(Extracted data entries)

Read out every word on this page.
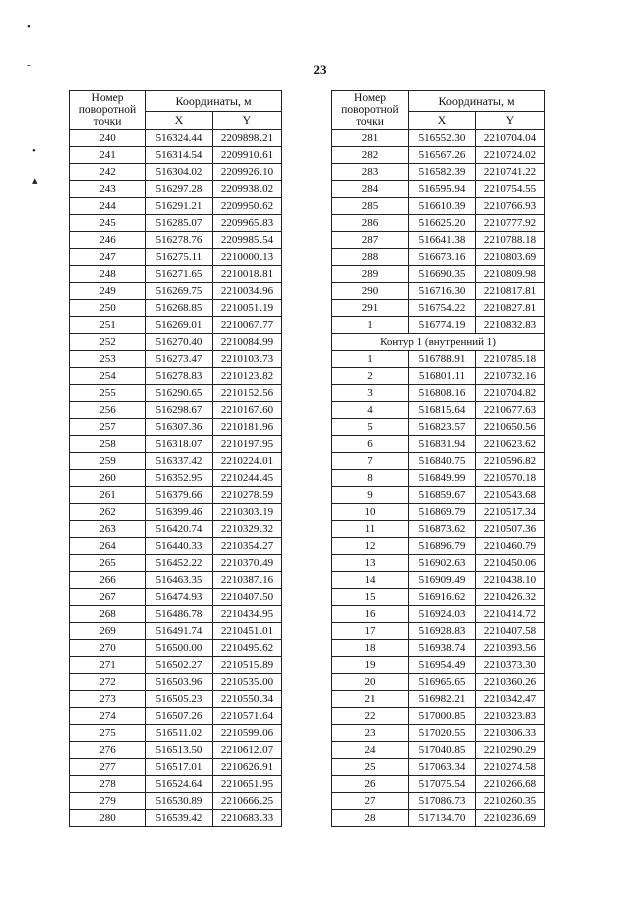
23
•
-
•
▴
Номер поворотной точки	Координаты, м	
	X	Y
240	516324.44	2209898.21
241	516314.54	2209910.61
242	516304.02	2209926.10
243	516297.28	2209938.02
244	516291.21	2209950.62
245	516285.07	2209965.83
246	516278.76	2209985.54
247	516275.11	2210000.13
248	516271.65	2210018.81
249	516269.75	2210034.96
250	516268.85	2210051.19
251	516269.01	2210067.77
252	516270.40	2210084.99
253	516273.47	2210103.73
254	516278.83	2210123.82
255	516290.65	2210152.56
256	516298.67	2210167.60
257	516307.36	2210181.96
258	516318.07	2210197.95
259	516337.42	2210224.01
260	516352.95	2210244.45
261	516379.66	2210278.59
262	516399.46	2210303.19
263	516420.74	2210329.32
264	516440.33	2210354.27
265	516452.22	2210370.49
266	516463.35	2210387.16
267	516474.93	2210407.50
268	516486.78	2210434.95
269	516491.74	2210451.01
270	516500.00	2210495.62
271	516502.27	2210515.89
272	516503.96	2210535.00
273	516505.23	2210550.34
274	516507.26	2210571.64
275	516511.02	2210599.06
276	516513.50	2210612.07
277	516517.01	2210626.91
278	516524.64	2210651.95
279	516530.89	2210666.25
280	516539.42	2210683.33
Номер поворотной точки	Координаты, м	
	X	Y
281	516552.30	2210704.04
282	516567.26	2210724.02
283	516582.39	2210741.22
284	516595.94	2210754.55
285	516610.39	2210766.93
286	516625.20	2210777.92
287	516641.38	2210788.18
288	516673.16	2210803.69
289	516690.35	2210809.98
290	516716.30	2210817.81
291	516754.22	2210827.81
1	516774.19	2210832.83
Контур 1 (внутренний 1)		
1	516788.91	2210785.18
2	516801.11	2210732.16
3	516808.16	2210704.82
4	516815.64	2210677.63
5	516823.57	2210650.56
6	516831.94	2210623.62
7	516840.75	2210596.82
8	516849.99	2210570.18
9	516859.67	2210543.68
10	516869.79	2210517.34
11	516873.62	2210507.36
12	516896.79	2210460.79
13	516902.63	2210450.06
14	516909.49	2210438.10
15	516916.62	2210426.32
16	516924.03	2210414.72
17	516928.83	2210407.58
18	516938.74	2210393.56
19	516954.49	2210373.30
20	516965.65	2210360.26
21	516982.21	2210342.47
22	517000.85	2210323.83
23	517020.55	2210306.33
24	517040.85	2210290.29
25	517063.34	2210274.58
26	517075.54	2210266.68
27	517086.73	2210260.35
28	517134.70	2210236.69
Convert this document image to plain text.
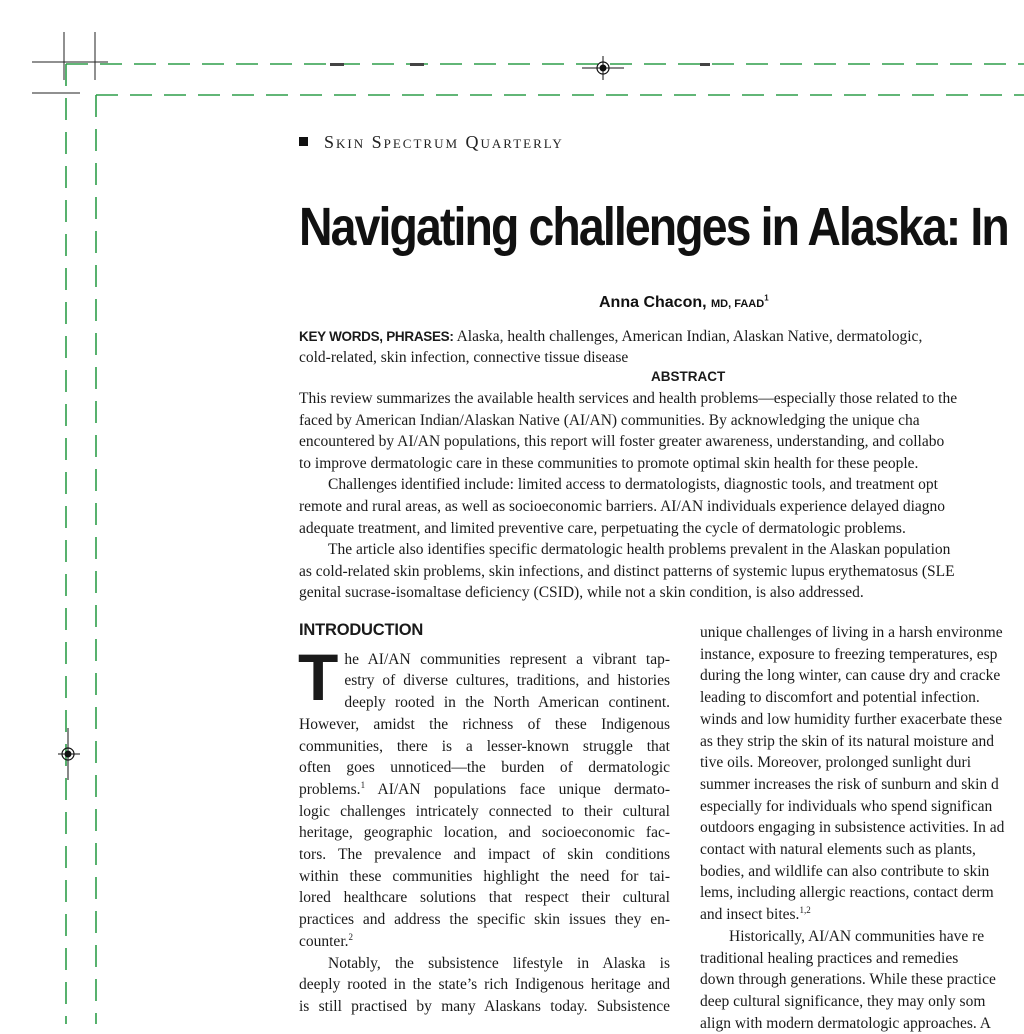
Skin Spectrum Quarterly
Navigating challenges in Alaska: In
Anna Chacon, MD, FAAD$^1$
KEY WORDS, PHRASES: Alaska, health challenges, American Indian, Alaskan Native, dermatologic,
cold-related, skin infection, connective tissue disease
ABSTRACT
This review summarizes the available health services and health problems—especially those related to the
faced by American Indian/Alaskan Native (AI/AN) communities. By acknowledging the unique cha
encountered by AI/AN populations, this report will foster greater awareness, understanding, and collabo
to improve dermatologic care in these communities to promote optimal skin health for these people.
Challenges identified include: limited access to dermatologists, diagnostic tools, and treatment opt
remote and rural areas, as well as socioeconomic barriers. AI/AN individuals experience delayed diagno
adequate treatment, and limited preventive care, perpetuating the cycle of dermatologic problems.
The article also identifies specific dermatologic health problems prevalent in the Alaskan population
as cold-related skin problems, skin infections, and distinct patterns of systemic lupus erythematosus (SLE
genital sucrase-isomaltase deficiency (CSID), while not a skin condition, is also addressed.
INTRODUCTION
T he AI/AN communities represent a vibrant tap-
estry of diverse cultures, traditions, and histories
deeply rooted in the North American continent.
However, amidst the richness of these Indigenous
communities, there is a lesser-known struggle that
often goes unnoticed—the burden of dermatologic
problems.$^1$ AI/AN populations face unique dermato-
logic challenges intricately connected to their cultural
heritage, geographic location, and socioeconomic fac-
tors. The prevalence and impact of skin conditions
within these communities highlight the need for tai-
lored healthcare solutions that respect their cultural
practices and address the specific skin issues they en-
counter.$^2$
Notably, the subsistence lifestyle in Alaska is
deeply rooted in the state’s rich Indigenous heritage and
is still practised by many Alaskans today. Subsistence
unique challenges of living in a harsh environme
instance, exposure to freezing temperatures, esp
during the long winter, can cause dry and cracke
leading to discomfort and potential infection.
winds and low humidity further exacerbate these
as they strip the skin of its natural moisture and
tive oils. Moreover, prolonged sunlight duri
summer increases the risk of sunburn and skin d
especially for individuals who spend significan
outdoors engaging in subsistence activities. In ad
contact with natural elements such as plants,
bodies, and wildlife can also contribute to skin
lems, including allergic reactions, contact derm
and insect bites.$^{1,2}$
Historically, AI/AN communities have re
traditional healing practices and remedies
down through generations. While these practice
deep cultural significance, they may only som
align with modern dermatologic approaches. A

*WORK TO COMPLETE:* Copy the whole listing above word for word but do not carry over the pictures.

*PROBLEM SOLUTION:*
Read out every word on this page.
23
•
-
•
▴
Номер поворотной точки	Координаты, м	
	X	Y
240	516324.44	2209898.21
241	516314.54	2209910.61
242	516304.02	2209926.10
243	516297.28	2209938.02
244	516291.21	2209950.62
245	516285.07	2209965.83
246	516278.76	2209985.54
247	516275.11	2210000.13
248	516271.65	2210018.81
249	516269.75	2210034.96
250	516268.85	2210051.19
251	516269.01	2210067.77
252	516270.40	2210084.99
253	516273.47	2210103.73
254	516278.83	2210123.82
255	516290.65	2210152.56
256	516298.67	2210167.60
257	516307.36	2210181.96
258	516318.07	2210197.95
259	516337.42	2210224.01
260	516352.95	2210244.45
261	516379.66	2210278.59
262	516399.46	2210303.19
263	516420.74	2210329.32
264	516440.33	2210354.27
265	516452.22	2210370.49
266	516463.35	2210387.16
267	516474.93	2210407.50
268	516486.78	2210434.95
269	516491.74	2210451.01
270	516500.00	2210495.62
271	516502.27	2210515.89
272	516503.96	2210535.00
273	516505.23	2210550.34
274	516507.26	2210571.64
275	516511.02	2210599.06
276	516513.50	2210612.07
277	516517.01	2210626.91
278	516524.64	2210651.95
279	516530.89	2210666.25
280	516539.42	2210683.33
Номер поворотной точки	Координаты, м	
	X	Y
281	516552.30	2210704.04
282	516567.26	2210724.02
283	516582.39	2210741.22
284	516595.94	2210754.55
285	516610.39	2210766.93
286	516625.20	2210777.92
287	516641.38	2210788.18
288	516673.16	2210803.69
289	516690.35	2210809.98
290	516716.30	2210817.81
291	516754.22	2210827.81
1	516774.19	2210832.83
Контур 1 (внутренний 1)		
1	516788.91	2210785.18
2	516801.11	2210732.16
3	516808.16	2210704.82
4	516815.64	2210677.63
5	516823.57	2210650.56
6	516831.94	2210623.62
7	516840.75	2210596.82
8	516849.99	2210570.18
9	516859.67	2210543.68
10	516869.79	2210517.34
11	516873.62	2210507.36
12	516896.79	2210460.79
13	516902.63	2210450.06
14	516909.49	2210438.10
15	516916.62	2210426.32
16	516924.03	2210414.72
17	516928.83	2210407.58
18	516938.74	2210393.56
19	516954.49	2210373.30
20	516965.65	2210360.26
21	516982.21	2210342.47
22	517000.85	2210323.83
23	517020.55	2210306.33
24	517040.85	2210290.29
25	517063.34	2210274.58
26	517075.54	2210266.68
27	517086.73	2210260.35
28	517134.70	2210236.69
Convert this document image to plain text.
Skin Spectrum Quarterly
Navigating challenges in Alaska: In
Anna Chacon, MD, FAAD$^1$
KEY WORDS, PHRASES: Alaska, health challenges, American Indian, Alaskan Native, dermatologic,
cold-related, skin infection, connective tissue disease
ABSTRACT
This review summarizes the available health services and health problems—especially those related to the
faced by American Indian/Alaskan Native (AI/AN) communities. By acknowledging the unique cha
encountered by AI/AN populations, this report will foster greater awareness, understanding, and collabo
to improve dermatologic care in these communities to promote optimal skin health for these people.
Challenges identified include: limited access to dermatologists, diagnostic tools, and treatment opt
remote and rural areas, as well as socioeconomic barriers. AI/AN individuals experience delayed diagno
adequate treatment, and limited preventive care, perpetuating the cycle of dermatologic problems.
The article also identifies specific dermatologic health problems prevalent in the Alaskan population
as cold-related skin problems, skin infections, and distinct patterns of systemic lupus erythematosus (SLE
genital sucrase-isomaltase deficiency (CSID), while not a skin condition, is also addressed.
INTRODUCTION
T he AI/AN communities represent a vibrant tap-
estry of diverse cultures, traditions, and histories
deeply rooted in the North American continent.
However, amidst the richness of these Indigenous
communities, there is a lesser-known struggle that
often goes unnoticed—the burden of dermatologic
problems.$^1$ AI/AN populations face unique dermato-
logic challenges intricately connected to their cultural
heritage, geographic location, and socioeconomic fac-
tors. The prevalence and impact of skin conditions
within these communities highlight the need for tai-
lored healthcare solutions that respect their cultural
practices and address the specific skin issues they en-
counter.$^2$
Notably, the subsistence lifestyle in Alaska is
deeply rooted in the state’s rich Indigenous heritage and
is still practised by many Alaskans today. Subsistence
unique challenges of living in a harsh environme
instance, exposure to freezing temperatures, esp
during the long winter, can cause dry and cracke
leading to discomfort and potential infection.
winds and low humidity further exacerbate these
as they strip the skin of its natural moisture and
tive oils. Moreover, prolonged sunlight duri
summer increases the risk of sunburn and skin d
especially for individuals who spend significan
outdoors engaging in subsistence activities. In ad
contact with natural elements such as plants,
bodies, and wildlife can also contribute to skin
lems, including allergic reactions, contact derm
and insect bites.$^{1,2}$
Historically, AI/AN communities have re
traditional healing practices and remedies
down through generations. While these practice
deep cultural significance, they may only som
align with modern dermatologic approaches. A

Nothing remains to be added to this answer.